• WHAT NEEDS TO BE DONE: In the listing that follows, count each line where the word "needed" appears; write nothing but the count.

• ENTRIES SUPPLIED:
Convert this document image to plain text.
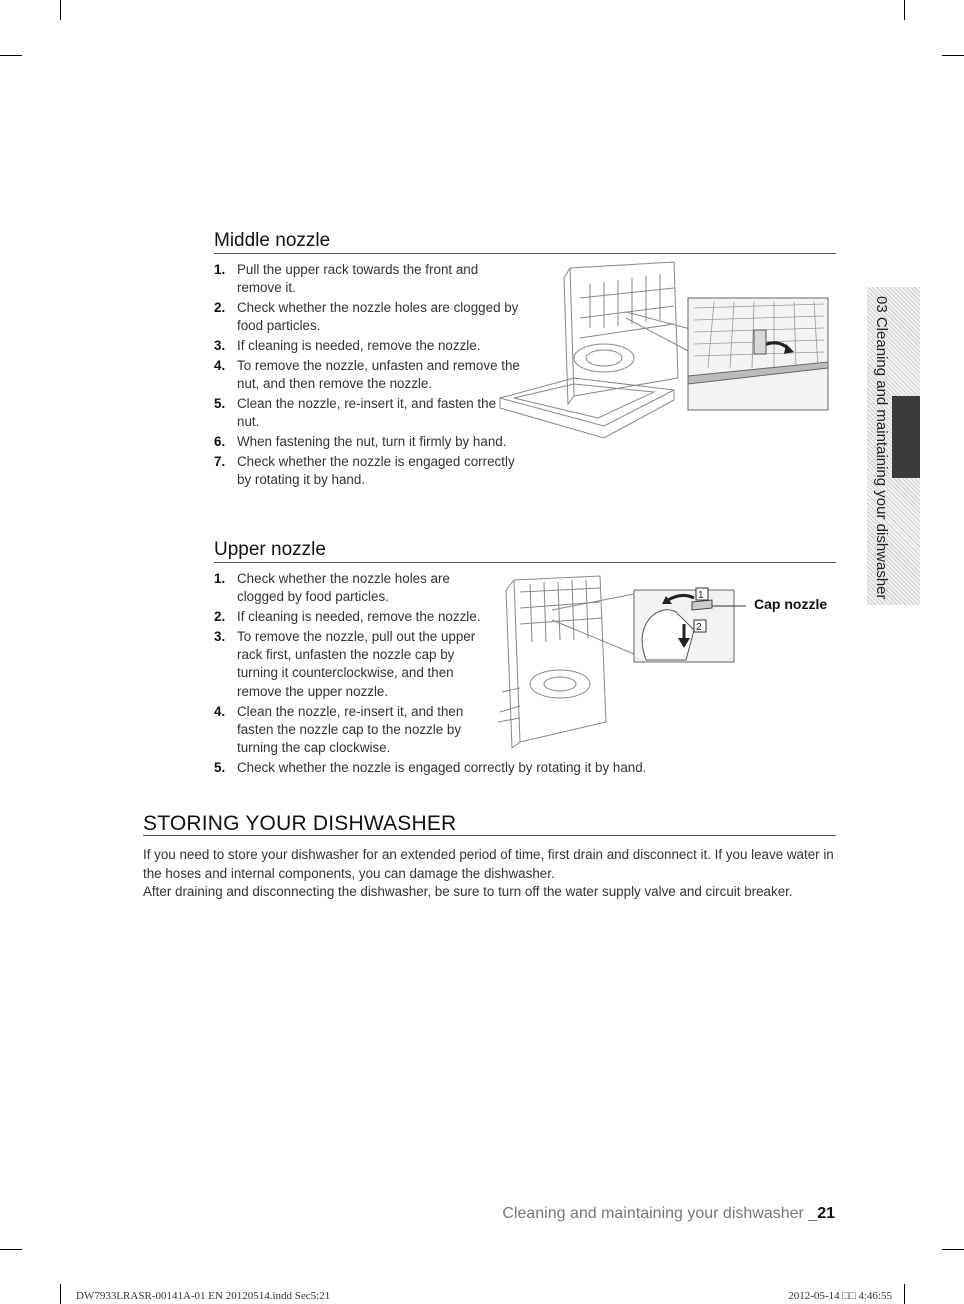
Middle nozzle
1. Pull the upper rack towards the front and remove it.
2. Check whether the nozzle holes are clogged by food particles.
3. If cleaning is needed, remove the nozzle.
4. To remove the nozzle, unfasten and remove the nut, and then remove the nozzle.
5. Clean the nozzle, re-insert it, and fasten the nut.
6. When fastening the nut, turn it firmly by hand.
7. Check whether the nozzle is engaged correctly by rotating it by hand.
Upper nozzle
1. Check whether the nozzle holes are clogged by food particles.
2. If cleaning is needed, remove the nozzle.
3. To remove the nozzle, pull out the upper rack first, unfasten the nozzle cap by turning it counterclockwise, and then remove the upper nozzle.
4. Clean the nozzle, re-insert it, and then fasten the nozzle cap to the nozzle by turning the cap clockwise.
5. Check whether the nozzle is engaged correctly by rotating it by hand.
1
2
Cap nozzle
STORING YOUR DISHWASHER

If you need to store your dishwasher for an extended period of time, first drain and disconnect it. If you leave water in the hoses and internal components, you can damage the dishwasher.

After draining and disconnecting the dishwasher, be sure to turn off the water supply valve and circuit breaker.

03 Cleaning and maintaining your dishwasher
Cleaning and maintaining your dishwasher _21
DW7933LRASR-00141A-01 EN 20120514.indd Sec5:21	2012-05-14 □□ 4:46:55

• SOLUTION TO THE PROBLEM: 2